▶ SHORT TASK: Can you retype every record below exactly as written?

___

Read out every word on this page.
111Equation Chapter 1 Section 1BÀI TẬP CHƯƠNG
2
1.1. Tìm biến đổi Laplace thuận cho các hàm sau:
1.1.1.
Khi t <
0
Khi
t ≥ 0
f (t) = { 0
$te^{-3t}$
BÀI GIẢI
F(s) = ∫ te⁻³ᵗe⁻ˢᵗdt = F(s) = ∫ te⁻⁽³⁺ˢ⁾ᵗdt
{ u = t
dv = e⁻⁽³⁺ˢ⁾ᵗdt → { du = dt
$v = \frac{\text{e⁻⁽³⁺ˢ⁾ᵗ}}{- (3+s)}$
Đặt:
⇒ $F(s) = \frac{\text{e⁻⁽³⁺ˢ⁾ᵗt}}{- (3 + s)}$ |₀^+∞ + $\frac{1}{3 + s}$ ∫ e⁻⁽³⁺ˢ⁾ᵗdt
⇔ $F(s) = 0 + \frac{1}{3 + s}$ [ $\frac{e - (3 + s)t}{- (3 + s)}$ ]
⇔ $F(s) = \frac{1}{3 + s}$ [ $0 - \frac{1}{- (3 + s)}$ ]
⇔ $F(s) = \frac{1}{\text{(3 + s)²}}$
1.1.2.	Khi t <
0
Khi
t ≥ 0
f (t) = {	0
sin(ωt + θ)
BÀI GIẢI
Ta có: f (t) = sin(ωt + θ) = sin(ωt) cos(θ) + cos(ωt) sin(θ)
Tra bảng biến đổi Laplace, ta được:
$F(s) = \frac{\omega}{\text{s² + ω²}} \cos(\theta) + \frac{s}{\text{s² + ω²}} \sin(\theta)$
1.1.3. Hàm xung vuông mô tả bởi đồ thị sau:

___

▶ WRITTEN RESPONSE:
Read out every word on this page.
111Equation Chapter 1 Section 1BÀI TẬP CHƯƠNG
2
1.1. Tìm biến đổi Laplace thuận cho các hàm sau:
1.1.1.
Khi t <
0
Khi
t ≥ 0
f (t) = { 0
$te^{-3t}$
BÀI GIẢI
F(s) = ∫ te⁻³ᵗe⁻ˢᵗdt = F(s) = ∫ te⁻⁽³⁺ˢ⁾ᵗdt
{ u = t
dv = e⁻⁽³⁺ˢ⁾ᵗdt → { du = dt
$v = \frac{\text{e⁻⁽³⁺ˢ⁾ᵗ}}{- (3+s)}$
Đặt:
⇒ $F(s) = \frac{\text{e⁻⁽³⁺ˢ⁾ᵗt}}{- (3 + s)}$ |₀^+∞ + $\frac{1}{3 + s}$ ∫ e⁻⁽³⁺ˢ⁾ᵗdt
⇔ $F(s) = 0 + \frac{1}{3 + s}$ [ $\frac{e - (3 + s)t}{- (3 + s)}$ ]
⇔ $F(s) = \frac{1}{3 + s}$ [ $0 - \frac{1}{- (3 + s)}$ ]
⇔ $F(s) = \frac{1}{\text{(3 + s)²}}$
1.1.2.	Khi t <
0
Khi
t ≥ 0
f (t) = {	0
sin(ωt + θ)
BÀI GIẢI
Ta có: f (t) = sin(ωt + θ) = sin(ωt) cos(θ) + cos(ωt) sin(θ)
Tra bảng biến đổi Laplace, ta được:
$F(s) = \frac{\omega}{\text{s² + ω²}} \cos(\theta) + \frac{s}{\text{s² + ω²}} \sin(\theta)$
1.1.3. Hàm xung vuông mô tả bởi đồ thị sau:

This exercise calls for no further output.